[Stored data]
━━━━━━━━
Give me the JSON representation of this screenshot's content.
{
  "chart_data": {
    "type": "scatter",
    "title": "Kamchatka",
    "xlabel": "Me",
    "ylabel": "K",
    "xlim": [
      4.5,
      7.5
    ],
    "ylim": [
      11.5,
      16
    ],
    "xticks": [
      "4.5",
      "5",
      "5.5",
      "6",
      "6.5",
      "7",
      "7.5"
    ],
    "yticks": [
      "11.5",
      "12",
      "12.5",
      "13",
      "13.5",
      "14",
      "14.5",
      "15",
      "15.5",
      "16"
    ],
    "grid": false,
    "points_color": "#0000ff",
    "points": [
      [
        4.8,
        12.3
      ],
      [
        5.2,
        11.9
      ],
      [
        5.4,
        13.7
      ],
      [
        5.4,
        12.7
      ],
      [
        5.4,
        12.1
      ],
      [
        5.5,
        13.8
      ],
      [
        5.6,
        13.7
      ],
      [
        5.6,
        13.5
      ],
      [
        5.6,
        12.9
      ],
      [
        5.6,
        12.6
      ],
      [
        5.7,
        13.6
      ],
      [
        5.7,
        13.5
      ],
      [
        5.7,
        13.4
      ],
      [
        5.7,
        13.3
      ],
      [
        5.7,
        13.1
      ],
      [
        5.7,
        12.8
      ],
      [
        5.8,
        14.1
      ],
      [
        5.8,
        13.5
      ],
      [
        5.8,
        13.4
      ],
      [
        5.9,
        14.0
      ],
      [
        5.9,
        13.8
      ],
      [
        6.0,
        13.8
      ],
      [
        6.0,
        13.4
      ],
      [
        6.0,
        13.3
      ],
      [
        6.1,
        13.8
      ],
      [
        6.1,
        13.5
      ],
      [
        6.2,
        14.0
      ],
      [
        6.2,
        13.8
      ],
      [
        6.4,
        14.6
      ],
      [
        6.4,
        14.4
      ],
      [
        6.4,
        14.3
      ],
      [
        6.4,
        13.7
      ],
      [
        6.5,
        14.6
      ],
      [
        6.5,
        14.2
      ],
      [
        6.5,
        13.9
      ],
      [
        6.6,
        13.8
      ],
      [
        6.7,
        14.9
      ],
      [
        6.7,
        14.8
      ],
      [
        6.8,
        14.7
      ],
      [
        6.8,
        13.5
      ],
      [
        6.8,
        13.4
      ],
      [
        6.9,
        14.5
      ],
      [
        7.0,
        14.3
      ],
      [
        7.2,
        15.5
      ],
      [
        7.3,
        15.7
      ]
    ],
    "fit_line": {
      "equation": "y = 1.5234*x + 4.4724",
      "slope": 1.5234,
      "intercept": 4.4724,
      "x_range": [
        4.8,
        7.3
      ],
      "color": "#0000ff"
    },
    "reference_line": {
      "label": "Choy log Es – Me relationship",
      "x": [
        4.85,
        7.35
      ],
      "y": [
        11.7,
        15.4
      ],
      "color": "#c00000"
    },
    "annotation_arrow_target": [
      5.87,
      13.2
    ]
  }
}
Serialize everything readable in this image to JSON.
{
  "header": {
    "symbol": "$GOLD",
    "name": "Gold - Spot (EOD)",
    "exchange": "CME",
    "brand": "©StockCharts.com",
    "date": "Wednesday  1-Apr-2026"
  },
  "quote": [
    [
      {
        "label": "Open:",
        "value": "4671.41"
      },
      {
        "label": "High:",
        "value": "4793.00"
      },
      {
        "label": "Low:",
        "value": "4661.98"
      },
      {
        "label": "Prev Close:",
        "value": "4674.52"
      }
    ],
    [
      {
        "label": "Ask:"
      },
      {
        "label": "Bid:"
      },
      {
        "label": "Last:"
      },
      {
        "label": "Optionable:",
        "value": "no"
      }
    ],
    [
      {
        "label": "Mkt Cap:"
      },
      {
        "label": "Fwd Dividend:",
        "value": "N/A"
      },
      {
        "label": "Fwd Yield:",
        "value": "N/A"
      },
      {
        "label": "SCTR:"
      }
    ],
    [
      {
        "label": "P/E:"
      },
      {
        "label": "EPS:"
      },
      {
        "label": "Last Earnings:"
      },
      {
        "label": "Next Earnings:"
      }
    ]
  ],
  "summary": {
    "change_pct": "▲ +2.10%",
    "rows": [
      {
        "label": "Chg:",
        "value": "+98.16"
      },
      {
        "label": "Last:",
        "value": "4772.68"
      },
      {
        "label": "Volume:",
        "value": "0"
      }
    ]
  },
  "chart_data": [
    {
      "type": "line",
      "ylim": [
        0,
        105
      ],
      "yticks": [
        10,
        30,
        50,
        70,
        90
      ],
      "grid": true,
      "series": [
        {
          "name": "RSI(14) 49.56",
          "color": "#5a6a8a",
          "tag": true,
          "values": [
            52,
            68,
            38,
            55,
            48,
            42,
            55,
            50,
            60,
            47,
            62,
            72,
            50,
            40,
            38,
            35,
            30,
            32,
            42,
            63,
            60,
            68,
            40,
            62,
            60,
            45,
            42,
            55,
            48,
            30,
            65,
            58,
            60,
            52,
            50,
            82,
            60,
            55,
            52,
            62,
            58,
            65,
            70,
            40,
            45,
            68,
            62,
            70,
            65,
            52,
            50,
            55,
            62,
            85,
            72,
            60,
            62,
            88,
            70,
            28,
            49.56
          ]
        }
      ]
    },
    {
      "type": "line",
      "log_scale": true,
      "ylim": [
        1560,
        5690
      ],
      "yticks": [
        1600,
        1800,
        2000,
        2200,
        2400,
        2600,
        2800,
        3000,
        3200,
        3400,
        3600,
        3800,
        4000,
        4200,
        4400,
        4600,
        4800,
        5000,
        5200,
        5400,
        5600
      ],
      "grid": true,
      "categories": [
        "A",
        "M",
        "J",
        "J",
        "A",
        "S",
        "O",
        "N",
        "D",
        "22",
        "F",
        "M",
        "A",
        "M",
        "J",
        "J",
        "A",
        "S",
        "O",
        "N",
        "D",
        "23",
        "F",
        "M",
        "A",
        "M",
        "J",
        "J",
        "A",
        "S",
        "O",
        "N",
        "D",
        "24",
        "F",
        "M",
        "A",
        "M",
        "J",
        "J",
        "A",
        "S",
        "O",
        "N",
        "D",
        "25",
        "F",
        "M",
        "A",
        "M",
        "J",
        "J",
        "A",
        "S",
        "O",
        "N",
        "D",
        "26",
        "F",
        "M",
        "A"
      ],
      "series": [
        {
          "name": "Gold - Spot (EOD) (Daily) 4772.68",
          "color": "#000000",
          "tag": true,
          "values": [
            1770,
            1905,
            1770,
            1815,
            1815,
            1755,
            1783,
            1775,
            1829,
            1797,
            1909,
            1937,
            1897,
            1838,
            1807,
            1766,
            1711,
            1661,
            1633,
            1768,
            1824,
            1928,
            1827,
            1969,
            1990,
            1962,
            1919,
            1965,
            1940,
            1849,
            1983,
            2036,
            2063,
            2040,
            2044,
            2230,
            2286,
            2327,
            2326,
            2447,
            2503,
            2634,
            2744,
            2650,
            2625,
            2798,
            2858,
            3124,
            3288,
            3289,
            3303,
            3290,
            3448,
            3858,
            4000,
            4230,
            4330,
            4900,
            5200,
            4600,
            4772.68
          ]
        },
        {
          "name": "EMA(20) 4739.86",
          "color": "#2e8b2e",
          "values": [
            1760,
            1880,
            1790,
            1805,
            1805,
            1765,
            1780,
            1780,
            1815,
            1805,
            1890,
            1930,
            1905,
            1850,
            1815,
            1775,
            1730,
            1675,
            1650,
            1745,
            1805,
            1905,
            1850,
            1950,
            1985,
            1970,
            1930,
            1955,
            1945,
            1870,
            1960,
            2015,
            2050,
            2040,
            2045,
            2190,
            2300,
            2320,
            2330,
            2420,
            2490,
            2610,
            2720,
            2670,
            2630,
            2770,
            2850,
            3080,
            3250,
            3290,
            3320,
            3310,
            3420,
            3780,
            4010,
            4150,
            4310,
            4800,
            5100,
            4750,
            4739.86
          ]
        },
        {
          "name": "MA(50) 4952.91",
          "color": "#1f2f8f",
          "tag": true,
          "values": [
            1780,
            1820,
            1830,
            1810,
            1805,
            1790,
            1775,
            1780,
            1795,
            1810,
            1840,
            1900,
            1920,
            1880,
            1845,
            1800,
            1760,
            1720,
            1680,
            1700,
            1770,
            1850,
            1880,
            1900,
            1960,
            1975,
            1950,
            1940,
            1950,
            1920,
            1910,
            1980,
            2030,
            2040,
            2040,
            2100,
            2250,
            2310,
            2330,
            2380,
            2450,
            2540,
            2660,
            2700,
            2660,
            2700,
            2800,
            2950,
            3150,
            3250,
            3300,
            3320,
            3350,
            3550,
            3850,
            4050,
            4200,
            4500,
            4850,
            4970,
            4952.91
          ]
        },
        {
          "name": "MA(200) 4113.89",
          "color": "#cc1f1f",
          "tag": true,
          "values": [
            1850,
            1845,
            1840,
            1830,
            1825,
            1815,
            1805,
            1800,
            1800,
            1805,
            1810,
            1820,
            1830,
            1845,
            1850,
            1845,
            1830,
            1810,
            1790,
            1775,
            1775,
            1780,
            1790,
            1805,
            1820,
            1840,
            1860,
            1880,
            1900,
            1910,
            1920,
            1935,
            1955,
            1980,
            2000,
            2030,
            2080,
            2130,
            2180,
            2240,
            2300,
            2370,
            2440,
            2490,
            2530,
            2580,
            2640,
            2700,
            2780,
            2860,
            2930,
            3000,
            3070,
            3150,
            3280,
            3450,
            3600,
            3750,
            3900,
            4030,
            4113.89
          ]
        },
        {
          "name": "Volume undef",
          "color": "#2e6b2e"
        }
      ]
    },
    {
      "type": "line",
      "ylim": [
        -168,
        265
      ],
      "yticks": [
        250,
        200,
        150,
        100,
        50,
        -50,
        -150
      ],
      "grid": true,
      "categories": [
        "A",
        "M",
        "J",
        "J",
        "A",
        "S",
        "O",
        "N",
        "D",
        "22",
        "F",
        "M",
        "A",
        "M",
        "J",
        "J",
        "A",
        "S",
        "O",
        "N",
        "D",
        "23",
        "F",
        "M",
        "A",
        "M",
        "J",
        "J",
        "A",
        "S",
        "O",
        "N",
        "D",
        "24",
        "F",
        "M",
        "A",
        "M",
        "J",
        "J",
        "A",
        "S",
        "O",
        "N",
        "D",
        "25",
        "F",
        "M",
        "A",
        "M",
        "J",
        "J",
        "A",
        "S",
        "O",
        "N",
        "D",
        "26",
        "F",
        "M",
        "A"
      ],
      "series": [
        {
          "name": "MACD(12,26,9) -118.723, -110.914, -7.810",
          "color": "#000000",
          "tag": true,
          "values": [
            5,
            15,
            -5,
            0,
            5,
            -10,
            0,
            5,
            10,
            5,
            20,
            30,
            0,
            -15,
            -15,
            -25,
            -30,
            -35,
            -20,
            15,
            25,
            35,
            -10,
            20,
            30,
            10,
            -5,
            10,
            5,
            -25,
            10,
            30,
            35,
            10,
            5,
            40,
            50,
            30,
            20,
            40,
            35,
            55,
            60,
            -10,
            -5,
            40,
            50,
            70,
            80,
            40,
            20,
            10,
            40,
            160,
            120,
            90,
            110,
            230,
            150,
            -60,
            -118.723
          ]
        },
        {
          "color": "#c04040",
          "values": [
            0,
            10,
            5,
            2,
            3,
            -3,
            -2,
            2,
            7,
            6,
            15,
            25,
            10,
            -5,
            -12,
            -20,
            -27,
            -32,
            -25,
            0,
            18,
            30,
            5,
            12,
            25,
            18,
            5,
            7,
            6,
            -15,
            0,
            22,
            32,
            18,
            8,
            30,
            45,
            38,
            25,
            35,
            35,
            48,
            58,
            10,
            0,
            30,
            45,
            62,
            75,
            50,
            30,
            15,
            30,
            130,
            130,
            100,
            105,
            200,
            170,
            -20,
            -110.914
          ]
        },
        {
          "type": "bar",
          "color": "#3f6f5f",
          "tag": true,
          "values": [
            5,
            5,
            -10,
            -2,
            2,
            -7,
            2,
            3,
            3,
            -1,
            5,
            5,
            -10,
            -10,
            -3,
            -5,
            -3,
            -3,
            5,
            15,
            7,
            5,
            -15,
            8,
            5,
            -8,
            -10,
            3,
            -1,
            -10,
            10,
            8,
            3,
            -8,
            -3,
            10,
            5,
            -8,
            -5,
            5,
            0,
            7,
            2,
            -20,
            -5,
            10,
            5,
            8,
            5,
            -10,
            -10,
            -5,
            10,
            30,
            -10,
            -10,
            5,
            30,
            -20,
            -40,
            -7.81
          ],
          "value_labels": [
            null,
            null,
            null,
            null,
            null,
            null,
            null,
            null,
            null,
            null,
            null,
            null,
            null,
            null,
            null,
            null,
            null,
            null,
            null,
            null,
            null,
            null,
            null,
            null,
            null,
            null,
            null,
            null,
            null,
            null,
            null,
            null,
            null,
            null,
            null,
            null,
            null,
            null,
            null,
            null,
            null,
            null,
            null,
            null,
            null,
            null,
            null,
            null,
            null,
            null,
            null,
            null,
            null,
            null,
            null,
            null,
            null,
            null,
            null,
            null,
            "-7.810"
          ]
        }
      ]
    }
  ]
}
━━━━━━━━
* _WHAT IS BEING ASKED_:
Give every line of the material that includes the string "JSON".

* _SOLVED PROBLEM_:
Give me the JSON representation of this screenshot's content.
Serialize everything readable in this image to JSON.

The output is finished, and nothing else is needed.